REQUEST:
Take all the material and copy it exactly.

============================================================

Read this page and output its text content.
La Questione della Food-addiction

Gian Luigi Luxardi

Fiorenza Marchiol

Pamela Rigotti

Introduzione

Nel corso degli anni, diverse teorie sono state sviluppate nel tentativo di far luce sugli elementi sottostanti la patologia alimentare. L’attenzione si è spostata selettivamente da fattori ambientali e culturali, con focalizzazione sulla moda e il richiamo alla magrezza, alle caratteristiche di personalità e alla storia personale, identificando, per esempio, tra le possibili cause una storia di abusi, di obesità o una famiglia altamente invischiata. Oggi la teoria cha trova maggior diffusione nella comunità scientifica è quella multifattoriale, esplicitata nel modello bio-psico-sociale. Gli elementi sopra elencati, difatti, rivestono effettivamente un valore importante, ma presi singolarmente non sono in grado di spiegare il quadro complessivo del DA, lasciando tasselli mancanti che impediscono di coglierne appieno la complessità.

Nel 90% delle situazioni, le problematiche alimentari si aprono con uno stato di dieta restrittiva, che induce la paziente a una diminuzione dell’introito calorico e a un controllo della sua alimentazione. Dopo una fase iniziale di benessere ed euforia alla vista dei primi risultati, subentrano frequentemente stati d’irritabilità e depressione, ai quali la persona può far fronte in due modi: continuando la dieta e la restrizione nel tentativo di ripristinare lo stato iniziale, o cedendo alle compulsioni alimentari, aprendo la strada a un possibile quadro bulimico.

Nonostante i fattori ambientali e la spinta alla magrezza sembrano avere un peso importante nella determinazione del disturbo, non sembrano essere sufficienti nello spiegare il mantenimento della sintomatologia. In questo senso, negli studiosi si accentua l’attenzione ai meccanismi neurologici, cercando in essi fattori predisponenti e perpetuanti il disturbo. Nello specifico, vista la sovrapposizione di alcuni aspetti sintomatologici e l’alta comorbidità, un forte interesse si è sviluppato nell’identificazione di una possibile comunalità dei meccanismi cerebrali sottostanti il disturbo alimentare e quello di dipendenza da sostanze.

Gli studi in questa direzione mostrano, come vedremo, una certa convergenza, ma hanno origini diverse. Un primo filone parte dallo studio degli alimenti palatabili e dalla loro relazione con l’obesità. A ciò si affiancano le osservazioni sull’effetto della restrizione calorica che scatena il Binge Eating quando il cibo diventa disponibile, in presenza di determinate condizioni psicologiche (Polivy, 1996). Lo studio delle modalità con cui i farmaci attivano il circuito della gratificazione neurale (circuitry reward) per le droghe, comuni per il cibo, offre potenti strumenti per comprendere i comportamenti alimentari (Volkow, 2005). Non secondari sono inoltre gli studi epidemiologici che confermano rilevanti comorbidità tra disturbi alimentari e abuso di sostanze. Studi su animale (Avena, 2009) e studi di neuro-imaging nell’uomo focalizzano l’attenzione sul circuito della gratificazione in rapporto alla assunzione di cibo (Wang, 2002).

============================================================

PROBLEM SOLUTION:
Read this page and output its text content.
La Questione della Food-addiction

Gian Luigi Luxardi

Fiorenza Marchiol

Pamela Rigotti

Introduzione

Nel corso degli anni, diverse teorie sono state sviluppate nel tentativo di far luce sugli elementi sottostanti la patologia alimentare. L’attenzione si è spostata selettivamente da fattori ambientali e culturali, con focalizzazione sulla moda e il richiamo alla magrezza, alle caratteristiche di personalità e alla storia personale, identificando, per esempio, tra le possibili cause una storia di abusi, di obesità o una famiglia altamente invischiata. Oggi la teoria cha trova maggior diffusione nella comunità scientifica è quella multifattoriale, esplicitata nel modello bio-psico-sociale. Gli elementi sopra elencati, difatti, rivestono effettivamente un valore importante, ma presi singolarmente non sono in grado di spiegare il quadro complessivo del DA, lasciando tasselli mancanti che impediscono di coglierne appieno la complessità.

Nel 90% delle situazioni, le problematiche alimentari si aprono con uno stato di dieta restrittiva, che induce la paziente a una diminuzione dell’introito calorico e a un controllo della sua alimentazione. Dopo una fase iniziale di benessere ed euforia alla vista dei primi risultati, subentrano frequentemente stati d’irritabilità e depressione, ai quali la persona può far fronte in due modi: continuando la dieta e la restrizione nel tentativo di ripristinare lo stato iniziale, o cedendo alle compulsioni alimentari, aprendo la strada a un possibile quadro bulimico.

Nonostante i fattori ambientali e la spinta alla magrezza sembrano avere un peso importante nella determinazione del disturbo, non sembrano essere sufficienti nello spiegare il mantenimento della sintomatologia. In questo senso, negli studiosi si accentua l’attenzione ai meccanismi neurologici, cercando in essi fattori predisponenti e perpetuanti il disturbo. Nello specifico, vista la sovrapposizione di alcuni aspetti sintomatologici e l’alta comorbidità, un forte interesse si è sviluppato nell’identificazione di una possibile comunalità dei meccanismi cerebrali sottostanti il disturbo alimentare e quello di dipendenza da sostanze.

Gli studi in questa direzione mostrano, come vedremo, una certa convergenza, ma hanno origini diverse. Un primo filone parte dallo studio degli alimenti palatabili e dalla loro relazione con l’obesità. A ciò si affiancano le osservazioni sull’effetto della restrizione calorica che scatena il Binge Eating quando il cibo diventa disponibile, in presenza di determinate condizioni psicologiche (Polivy, 1996). Lo studio delle modalità con cui i farmaci attivano il circuito della gratificazione neurale (circuitry reward) per le droghe, comuni per il cibo, offre potenti strumenti per comprendere i comportamenti alimentari (Volkow, 2005). Non secondari sono inoltre gli studi epidemiologici che confermano rilevanti comorbidità tra disturbi alimentari e abuso di sostanze. Studi su animale (Avena, 2009) e studi di neuro-imaging nell’uomo focalizzano l’attenzione sul circuito della gratificazione in rapporto alla assunzione di cibo (Wang, 2002).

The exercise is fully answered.